> **EXERCISE REQUIREMENTS**
Every entry below should be repeated exactly; the pictures should not.

━━━━━ THE DATA

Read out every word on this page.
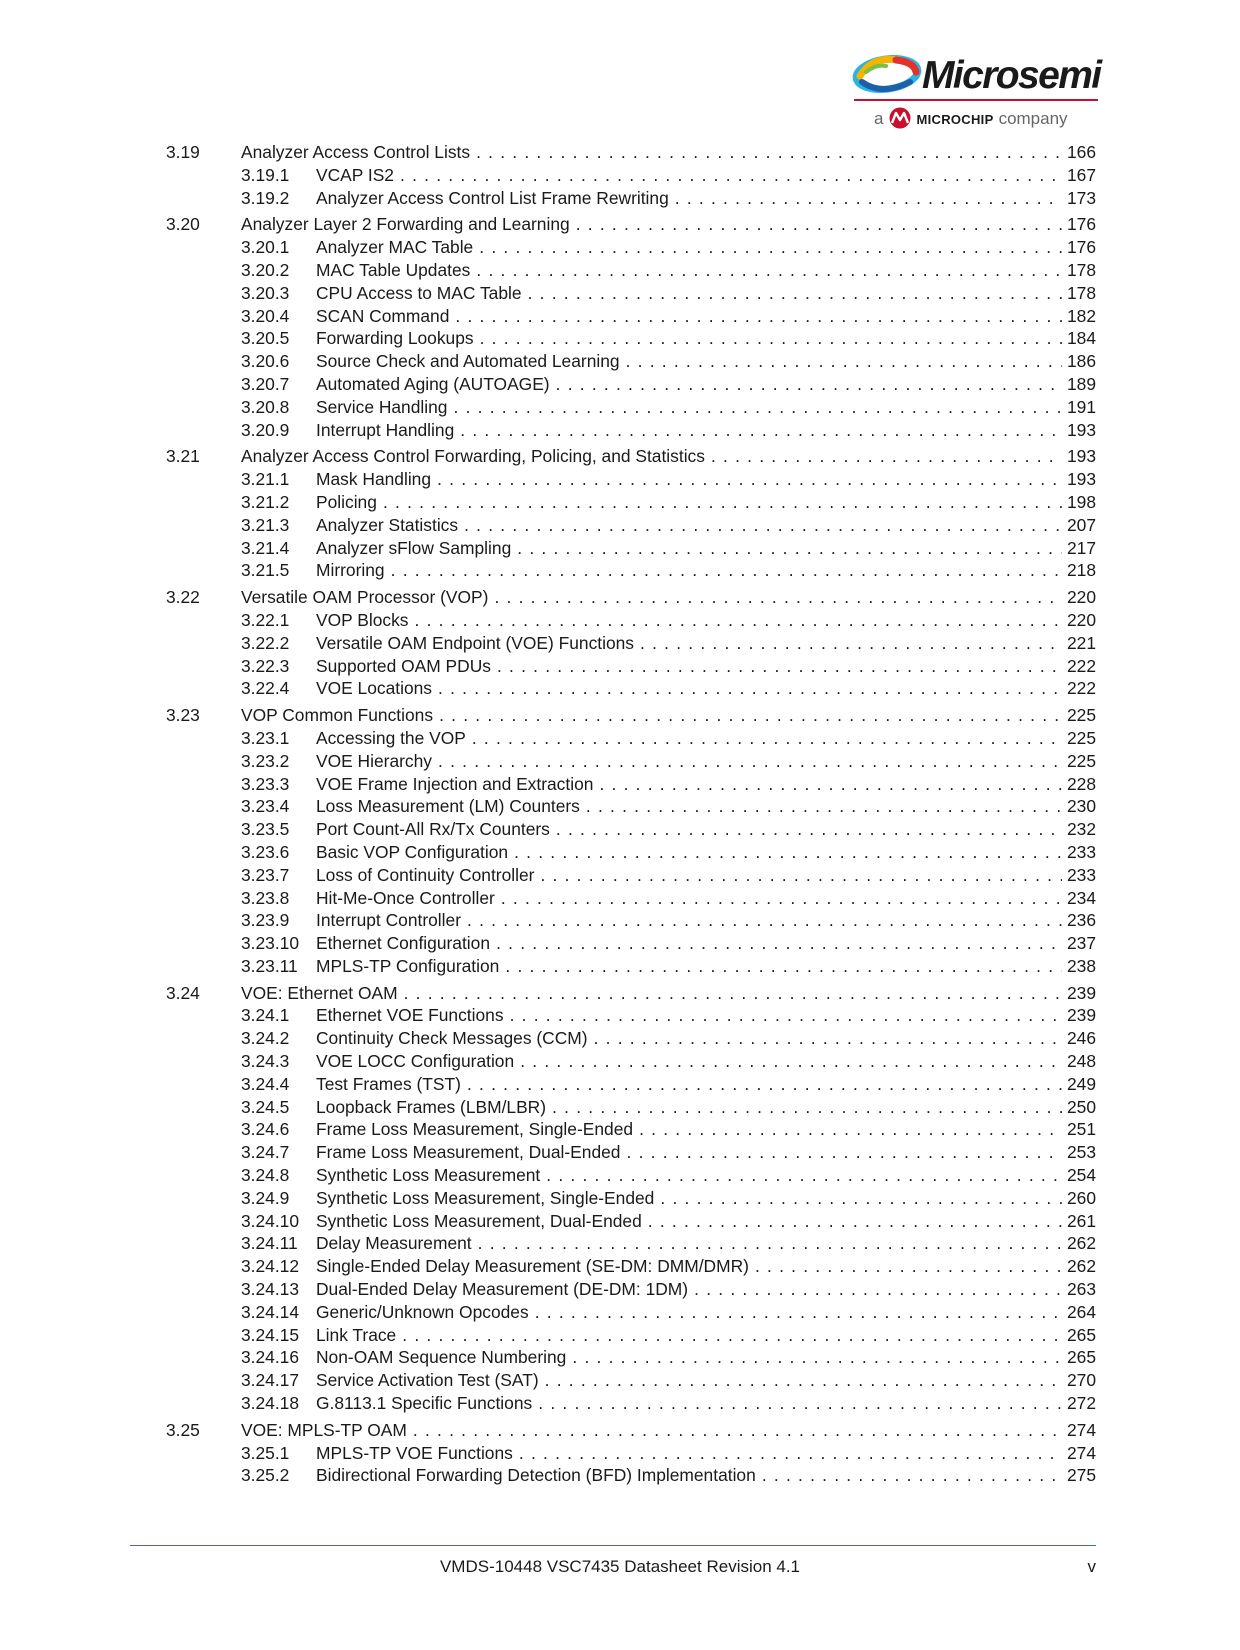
Microsemi
a	MICROCHIP company
3.19 Analyzer Access Control Lists . . .	166
3.19.1 VCAP IS2 . . .	167
3.19.2 Analyzer Access Control List Frame Rewriting . . .	173
3.20 Analyzer Layer 2 Forwarding and Learning . . .	176
3.20.1 Analyzer MAC Table . . .	176
3.20.2 MAC Table Updates . . .	178
3.20.3 CPU Access to MAC Table . . .	178
3.20.4 SCAN Command . . .	182
3.20.5 Forwarding Lookups . . .	184
3.20.6 Source Check and Automated Learning . . .	186
3.20.7 Automated Aging (AUTOAGE) . . .	189
3.20.8 Service Handling . . .	191
3.20.9 Interrupt Handling . . .	193
3.21 Analyzer Access Control Forwarding, Policing, and Statistics . . .	193
3.21.1 Mask Handling . . .	193
3.21.2 Policing . . .	198
3.21.3 Analyzer Statistics . . .	207
3.21.4 Analyzer sFlow Sampling . . .	217
3.21.5 Mirroring . . .	218
3.22 Versatile OAM Processor (VOP) . . .	220
3.22.1 VOP Blocks . . .	220
3.22.2 Versatile OAM Endpoint (VOE) Functions . . .	221
3.22.3 Supported OAM PDUs . . .	222
3.22.4 VOE Locations . . .	222
3.23 VOP Common Functions . . .	225
3.23.1 Accessing the VOP . . .	225
3.23.2 VOE Hierarchy . . .	225
3.23.3 VOE Frame Injection and Extraction . . .	228
3.23.4 Loss Measurement (LM) Counters . . .	230
3.23.5 Port Count-All Rx/Tx Counters . . .	232
3.23.6 Basic VOP Configuration . . .	233
3.23.7 Loss of Continuity Controller . . .	233
3.23.8 Hit-Me-Once Controller . . .	234
3.23.9 Interrupt Controller . . .	236
3.23.10 Ethernet Configuration . . .	237
3.23.11 MPLS-TP Configuration . . .	238
3.24 VOE: Ethernet OAM . . .	239
3.24.1 Ethernet VOE Functions . . .	239
3.24.2 Continuity Check Messages (CCM) . . .	246
3.24.3 VOE LOCC Configuration . . .	248
3.24.4 Test Frames (TST) . . .	249
3.24.5 Loopback Frames (LBM/LBR) . . .	250
3.24.6 Frame Loss Measurement, Single-Ended . . .	251
3.24.7 Frame Loss Measurement, Dual-Ended . . .	253
3.24.8 Synthetic Loss Measurement . . .	254
3.24.9 Synthetic Loss Measurement, Single-Ended . . .	260
3.24.10 Synthetic Loss Measurement, Dual-Ended . . .	261
3.24.11 Delay Measurement . . .	262
3.24.12 Single-Ended Delay Measurement (SE-DM: DMM/DMR) . . .	262
3.24.13 Dual-Ended Delay Measurement (DE-DM: 1DM) . . .	263
3.24.14 Generic/Unknown Opcodes . . .	264
3.24.15 Link Trace . . .	265
3.24.16 Non-OAM Sequence Numbering . . .	265
3.24.17 Service Activation Test (SAT) . . .	270
3.24.18 G.8113.1 Specific Functions . . .	272
3.25 VOE: MPLS-TP OAM . . .	274
3.25.1 MPLS-TP VOE Functions . . .	274
3.25.2 Bidirectional Forwarding Detection (BFD) Implementation . . .	275
VMDS-10448 VSC7435 Datasheet Revision 4.1	v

━━━━━━━━━━

> **ANSWER TO THE EXERCISE**
Read out every word on this page.
Microsemi
a	MICROCHIP company
3.19 Analyzer Access Control Lists . . .	166
3.19.1 VCAP IS2 . . .	167
3.19.2 Analyzer Access Control List Frame Rewriting . . .	173
3.20 Analyzer Layer 2 Forwarding and Learning . . .	176
3.20.1 Analyzer MAC Table . . .	176
3.20.2 MAC Table Updates . . .	178
3.20.3 CPU Access to MAC Table . . .	178
3.20.4 SCAN Command . . .	182
3.20.5 Forwarding Lookups . . .	184
3.20.6 Source Check and Automated Learning . . .	186
3.20.7 Automated Aging (AUTOAGE) . . .	189
3.20.8 Service Handling . . .	191
3.20.9 Interrupt Handling . . .	193
3.21 Analyzer Access Control Forwarding, Policing, and Statistics . . .	193
3.21.1 Mask Handling . . .	193
3.21.2 Policing . . .	198
3.21.3 Analyzer Statistics . . .	207
3.21.4 Analyzer sFlow Sampling . . .	217
3.21.5 Mirroring . . .	218
3.22 Versatile OAM Processor (VOP) . . .	220
3.22.1 VOP Blocks . . .	220
3.22.2 Versatile OAM Endpoint (VOE) Functions . . .	221
3.22.3 Supported OAM PDUs . . .	222
3.22.4 VOE Locations . . .	222
3.23 VOP Common Functions . . .	225
3.23.1 Accessing the VOP . . .	225
3.23.2 VOE Hierarchy . . .	225
3.23.3 VOE Frame Injection and Extraction . . .	228
3.23.4 Loss Measurement (LM) Counters . . .	230
3.23.5 Port Count-All Rx/Tx Counters . . .	232
3.23.6 Basic VOP Configuration . . .	233
3.23.7 Loss of Continuity Controller . . .	233
3.23.8 Hit-Me-Once Controller . . .	234
3.23.9 Interrupt Controller . . .	236
3.23.10 Ethernet Configuration . . .	237
3.23.11 MPLS-TP Configuration . . .	238
3.24 VOE: Ethernet OAM . . .	239
3.24.1 Ethernet VOE Functions . . .	239
3.24.2 Continuity Check Messages (CCM) . . .	246
3.24.3 VOE LOCC Configuration . . .	248
3.24.4 Test Frames (TST) . . .	249
3.24.5 Loopback Frames (LBM/LBR) . . .	250
3.24.6 Frame Loss Measurement, Single-Ended . . .	251
3.24.7 Frame Loss Measurement, Dual-Ended . . .	253
3.24.8 Synthetic Loss Measurement . . .	254
3.24.9 Synthetic Loss Measurement, Single-Ended . . .	260
3.24.10 Synthetic Loss Measurement, Dual-Ended . . .	261
3.24.11 Delay Measurement . . .	262
3.24.12 Single-Ended Delay Measurement (SE-DM: DMM/DMR) . . .	262
3.24.13 Dual-Ended Delay Measurement (DE-DM: 1DM) . . .	263
3.24.14 Generic/Unknown Opcodes . . .	264
3.24.15 Link Trace . . .	265
3.24.16 Non-OAM Sequence Numbering . . .	265
3.24.17 Service Activation Test (SAT) . . .	270
3.24.18 G.8113.1 Specific Functions . . .	272
3.25 VOE: MPLS-TP OAM . . .	274
3.25.1 MPLS-TP VOE Functions . . .	274
3.25.2 Bidirectional Forwarding Detection (BFD) Implementation . . .	275
VMDS-10448 VSC7435 Datasheet Revision 4.1	v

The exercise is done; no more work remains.